Aim of the task:
Quote the whole listing word for word, please.
═══ Provided data ═══
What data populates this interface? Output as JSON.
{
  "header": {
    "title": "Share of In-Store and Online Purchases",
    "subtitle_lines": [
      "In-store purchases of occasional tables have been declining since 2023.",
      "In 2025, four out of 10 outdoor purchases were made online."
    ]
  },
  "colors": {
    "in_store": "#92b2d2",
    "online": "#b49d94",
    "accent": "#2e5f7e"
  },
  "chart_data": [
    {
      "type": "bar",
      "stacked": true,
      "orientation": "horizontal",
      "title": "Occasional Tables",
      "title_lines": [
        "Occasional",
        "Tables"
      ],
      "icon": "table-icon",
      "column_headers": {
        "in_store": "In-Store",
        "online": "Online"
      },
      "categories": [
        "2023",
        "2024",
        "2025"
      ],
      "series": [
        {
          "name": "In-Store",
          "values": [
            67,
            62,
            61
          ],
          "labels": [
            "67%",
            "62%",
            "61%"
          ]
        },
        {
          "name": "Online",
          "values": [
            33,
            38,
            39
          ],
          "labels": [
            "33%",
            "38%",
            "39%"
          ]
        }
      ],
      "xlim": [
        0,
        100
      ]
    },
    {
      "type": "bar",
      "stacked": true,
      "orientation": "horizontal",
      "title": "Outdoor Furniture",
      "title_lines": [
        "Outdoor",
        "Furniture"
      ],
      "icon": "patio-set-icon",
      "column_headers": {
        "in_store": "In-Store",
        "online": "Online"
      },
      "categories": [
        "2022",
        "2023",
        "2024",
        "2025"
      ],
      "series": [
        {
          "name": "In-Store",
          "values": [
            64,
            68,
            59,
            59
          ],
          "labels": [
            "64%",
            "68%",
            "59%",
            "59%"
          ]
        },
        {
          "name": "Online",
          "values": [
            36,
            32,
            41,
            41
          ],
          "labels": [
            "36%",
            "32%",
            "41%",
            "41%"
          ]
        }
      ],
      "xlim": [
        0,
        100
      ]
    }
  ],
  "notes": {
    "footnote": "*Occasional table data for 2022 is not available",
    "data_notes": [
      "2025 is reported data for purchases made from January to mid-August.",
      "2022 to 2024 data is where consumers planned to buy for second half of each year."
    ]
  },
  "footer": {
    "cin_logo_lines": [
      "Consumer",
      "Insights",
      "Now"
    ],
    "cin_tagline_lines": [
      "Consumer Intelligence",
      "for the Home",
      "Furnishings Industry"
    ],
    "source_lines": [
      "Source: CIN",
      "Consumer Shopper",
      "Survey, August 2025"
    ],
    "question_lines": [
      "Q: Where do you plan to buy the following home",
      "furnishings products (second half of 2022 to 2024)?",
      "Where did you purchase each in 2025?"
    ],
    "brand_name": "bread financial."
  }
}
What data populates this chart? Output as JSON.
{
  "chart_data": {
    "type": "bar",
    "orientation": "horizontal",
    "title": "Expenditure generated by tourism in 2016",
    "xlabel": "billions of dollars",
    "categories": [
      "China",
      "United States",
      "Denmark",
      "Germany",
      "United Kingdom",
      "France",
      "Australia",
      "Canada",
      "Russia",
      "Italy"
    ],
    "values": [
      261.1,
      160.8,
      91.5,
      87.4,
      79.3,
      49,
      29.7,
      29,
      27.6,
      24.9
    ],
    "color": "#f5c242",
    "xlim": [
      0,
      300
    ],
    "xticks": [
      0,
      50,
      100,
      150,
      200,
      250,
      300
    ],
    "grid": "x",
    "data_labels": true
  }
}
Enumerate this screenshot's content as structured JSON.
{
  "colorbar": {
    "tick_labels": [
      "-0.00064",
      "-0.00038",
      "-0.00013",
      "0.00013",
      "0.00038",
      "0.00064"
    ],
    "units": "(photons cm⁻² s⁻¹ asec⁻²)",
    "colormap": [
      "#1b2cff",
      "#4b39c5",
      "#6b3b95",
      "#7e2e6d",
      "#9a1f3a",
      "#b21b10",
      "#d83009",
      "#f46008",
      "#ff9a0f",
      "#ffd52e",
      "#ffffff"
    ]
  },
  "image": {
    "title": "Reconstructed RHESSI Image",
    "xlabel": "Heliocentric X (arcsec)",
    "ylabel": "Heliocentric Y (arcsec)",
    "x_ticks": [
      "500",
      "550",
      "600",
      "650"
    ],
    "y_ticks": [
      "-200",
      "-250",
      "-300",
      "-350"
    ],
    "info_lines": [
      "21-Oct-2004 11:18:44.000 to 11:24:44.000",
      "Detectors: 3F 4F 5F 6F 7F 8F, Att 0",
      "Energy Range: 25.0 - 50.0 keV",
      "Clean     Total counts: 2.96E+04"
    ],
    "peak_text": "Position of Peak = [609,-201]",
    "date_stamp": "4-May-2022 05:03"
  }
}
═══
Solved exercise:
What data populates this interface? Output as JSON.
{
  "header": {
    "title": "Share of In-Store and Online Purchases",
    "subtitle_lines": [
      "In-store purchases of occasional tables have been declining since 2023.",
      "In 2025, four out of 10 outdoor purchases were made online."
    ]
  },
  "colors": {
    "in_store": "#92b2d2",
    "online": "#b49d94",
    "accent": "#2e5f7e"
  },
  "chart_data": [
    {
      "type": "bar",
      "stacked": true,
      "orientation": "horizontal",
      "title": "Occasional Tables",
      "title_lines": [
        "Occasional",
        "Tables"
      ],
      "icon": "table-icon",
      "column_headers": {
        "in_store": "In-Store",
        "online": "Online"
      },
      "categories": [
        "2023",
        "2024",
        "2025"
      ],
      "series": [
        {
          "name": "In-Store",
          "values": [
            67,
            62,
            61
          ],
          "labels": [
            "67%",
            "62%",
            "61%"
          ]
        },
        {
          "name": "Online",
          "values": [
            33,
            38,
            39
          ],
          "labels": [
            "33%",
            "38%",
            "39%"
          ]
        }
      ],
      "xlim": [
        0,
        100
      ]
    },
    {
      "type": "bar",
      "stacked": true,
      "orientation": "horizontal",
      "title": "Outdoor Furniture",
      "title_lines": [
        "Outdoor",
        "Furniture"
      ],
      "icon": "patio-set-icon",
      "column_headers": {
        "in_store": "In-Store",
        "online": "Online"
      },
      "categories": [
        "2022",
        "2023",
        "2024",
        "2025"
      ],
      "series": [
        {
          "name": "In-Store",
          "values": [
            64,
            68,
            59,
            59
          ],
          "labels": [
            "64%",
            "68%",
            "59%",
            "59%"
          ]
        },
        {
          "name": "Online",
          "values": [
            36,
            32,
            41,
            41
          ],
          "labels": [
            "36%",
            "32%",
            "41%",
            "41%"
          ]
        }
      ],
      "xlim": [
        0,
        100
      ]
    }
  ],
  "notes": {
    "footnote": "*Occasional table data for 2022 is not available",
    "data_notes": [
      "2025 is reported data for purchases made from January to mid-August.",
      "2022 to 2024 data is where consumers planned to buy for second half of each year."
    ]
  },
  "footer": {
    "cin_logo_lines": [
      "Consumer",
      "Insights",
      "Now"
    ],
    "cin_tagline_lines": [
      "Consumer Intelligence",
      "for the Home",
      "Furnishings Industry"
    ],
    "source_lines": [
      "Source: CIN",
      "Consumer Shopper",
      "Survey, August 2025"
    ],
    "question_lines": [
      "Q: Where do you plan to buy the following home",
      "furnishings products (second half of 2022 to 2024)?",
      "Where did you purchase each in 2025?"
    ],
    "brand_name": "bread financial."
  }
}
What data populates this chart? Output as JSON.
{
  "chart_data": {
    "type": "bar",
    "orientation": "horizontal",
    "title": "Expenditure generated by tourism in 2016",
    "xlabel": "billions of dollars",
    "categories": [
      "China",
      "United States",
      "Denmark",
      "Germany",
      "United Kingdom",
      "France",
      "Australia",
      "Canada",
      "Russia",
      "Italy"
    ],
    "values": [
      261.1,
      160.8,
      91.5,
      87.4,
      79.3,
      49,
      29.7,
      29,
      27.6,
      24.9
    ],
    "color": "#f5c242",
    "xlim": [
      0,
      300
    ],
    "xticks": [
      0,
      50,
      100,
      150,
      200,
      250,
      300
    ],
    "grid": "x",
    "data_labels": true
  }
}
Enumerate this screenshot's content as structured JSON.
{
  "colorbar": {
    "tick_labels": [
      "-0.00064",
      "-0.00038",
      "-0.00013",
      "0.00013",
      "0.00038",
      "0.00064"
    ],
    "units": "(photons cm⁻² s⁻¹ asec⁻²)",
    "colormap": [
      "#1b2cff",
      "#4b39c5",
      "#6b3b95",
      "#7e2e6d",
      "#9a1f3a",
      "#b21b10",
      "#d83009",
      "#f46008",
      "#ff9a0f",
      "#ffd52e",
      "#ffffff"
    ]
  },
  "image": {
    "title": "Reconstructed RHESSI Image",
    "xlabel": "Heliocentric X (arcsec)",
    "ylabel": "Heliocentric Y (arcsec)",
    "x_ticks": [
      "500",
      "550",
      "600",
      "650"
    ],
    "y_ticks": [
      "-200",
      "-250",
      "-300",
      "-350"
    ],
    "info_lines": [
      "21-Oct-2004 11:18:44.000 to 11:24:44.000",
      "Detectors: 3F 4F 5F 6F 7F 8F, Att 0",
      "Energy Range: 25.0 - 50.0 keV",
      "Clean     Total counts: 2.96E+04"
    ],
    "peak_text": "Position of Peak = [609,-201]",
    "date_stamp": "4-May-2022 05:03"
  }
}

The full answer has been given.